### THE EXERCISE
Make an exact copy of the entries below.

(Stored data entries)
>> BEGIN
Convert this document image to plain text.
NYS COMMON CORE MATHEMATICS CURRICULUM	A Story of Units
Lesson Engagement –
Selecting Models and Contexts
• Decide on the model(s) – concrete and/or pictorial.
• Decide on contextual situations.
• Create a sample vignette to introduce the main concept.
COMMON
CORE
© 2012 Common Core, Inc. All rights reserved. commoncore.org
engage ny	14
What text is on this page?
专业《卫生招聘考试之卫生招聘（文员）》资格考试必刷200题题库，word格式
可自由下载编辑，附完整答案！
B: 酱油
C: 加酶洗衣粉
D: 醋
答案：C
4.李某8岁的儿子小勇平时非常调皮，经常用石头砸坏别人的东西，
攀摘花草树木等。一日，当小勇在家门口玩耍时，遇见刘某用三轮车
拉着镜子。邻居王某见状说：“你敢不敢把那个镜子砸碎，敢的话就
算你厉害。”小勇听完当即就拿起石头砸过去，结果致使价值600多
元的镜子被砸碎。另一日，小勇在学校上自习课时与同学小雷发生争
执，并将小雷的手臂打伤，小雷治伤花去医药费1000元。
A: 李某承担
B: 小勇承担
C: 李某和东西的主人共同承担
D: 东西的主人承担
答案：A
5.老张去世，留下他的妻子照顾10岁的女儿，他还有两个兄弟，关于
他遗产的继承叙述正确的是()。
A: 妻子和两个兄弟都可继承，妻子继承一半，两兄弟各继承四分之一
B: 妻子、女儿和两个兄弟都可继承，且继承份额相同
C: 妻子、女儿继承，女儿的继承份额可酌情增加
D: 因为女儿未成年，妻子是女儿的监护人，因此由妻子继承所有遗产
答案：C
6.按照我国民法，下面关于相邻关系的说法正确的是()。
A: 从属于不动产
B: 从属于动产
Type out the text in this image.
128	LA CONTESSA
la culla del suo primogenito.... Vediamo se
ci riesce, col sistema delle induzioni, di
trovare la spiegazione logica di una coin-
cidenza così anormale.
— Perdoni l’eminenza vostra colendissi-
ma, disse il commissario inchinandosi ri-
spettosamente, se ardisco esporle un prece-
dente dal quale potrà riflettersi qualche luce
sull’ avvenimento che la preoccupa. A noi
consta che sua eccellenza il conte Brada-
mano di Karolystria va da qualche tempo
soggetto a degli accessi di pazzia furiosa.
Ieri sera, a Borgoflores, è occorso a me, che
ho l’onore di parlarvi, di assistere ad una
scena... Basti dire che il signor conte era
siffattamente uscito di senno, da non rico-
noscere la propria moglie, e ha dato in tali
>> END
### ANSWER
Convert this document image to plain text.
NYS COMMON CORE MATHEMATICS CURRICULUM	A Story of Units
Lesson Engagement –
Selecting Models and Contexts
• Decide on the model(s) – concrete and/or pictorial.
• Decide on contextual situations.
• Create a sample vignette to introduce the main concept.
COMMON
CORE
© 2012 Common Core, Inc. All rights reserved. commoncore.org
engage ny	14
What text is on this page?
专业《卫生招聘考试之卫生招聘（文员）》资格考试必刷200题题库，word格式
可自由下载编辑，附完整答案！
B: 酱油
C: 加酶洗衣粉
D: 醋
答案：C
4.李某8岁的儿子小勇平时非常调皮，经常用石头砸坏别人的东西，
攀摘花草树木等。一日，当小勇在家门口玩耍时，遇见刘某用三轮车
拉着镜子。邻居王某见状说：“你敢不敢把那个镜子砸碎，敢的话就
算你厉害。”小勇听完当即就拿起石头砸过去，结果致使价值600多
元的镜子被砸碎。另一日，小勇在学校上自习课时与同学小雷发生争
执，并将小雷的手臂打伤，小雷治伤花去医药费1000元。
A: 李某承担
B: 小勇承担
C: 李某和东西的主人共同承担
D: 东西的主人承担
答案：A
5.老张去世，留下他的妻子照顾10岁的女儿，他还有两个兄弟，关于
他遗产的继承叙述正确的是()。
A: 妻子和两个兄弟都可继承，妻子继承一半，两兄弟各继承四分之一
B: 妻子、女儿和两个兄弟都可继承，且继承份额相同
C: 妻子、女儿继承，女儿的继承份额可酌情增加
D: 因为女儿未成年，妻子是女儿的监护人，因此由妻子继承所有遗产
答案：C
6.按照我国民法，下面关于相邻关系的说法正确的是()。
A: 从属于不动产
B: 从属于动产
Type out the text in this image.
128	LA CONTESSA
la culla del suo primogenito.... Vediamo se
ci riesce, col sistema delle induzioni, di
trovare la spiegazione logica di una coin-
cidenza così anormale.
— Perdoni l’eminenza vostra colendissi-
ma, disse il commissario inchinandosi ri-
spettosamente, se ardisco esporle un prece-
dente dal quale potrà riflettersi qualche luce
sull’ avvenimento che la preoccupa. A noi
consta che sua eccellenza il conte Brada-
mano di Karolystria va da qualche tempo
soggetto a degli accessi di pazzia furiosa.
Ieri sera, a Borgoflores, è occorso a me, che
ho l’onore di parlarvi, di assistere ad una
scena... Basti dire che il signor conte era
siffattamente uscito di senno, da non rico-
noscere la propria moglie, e ha dato in tali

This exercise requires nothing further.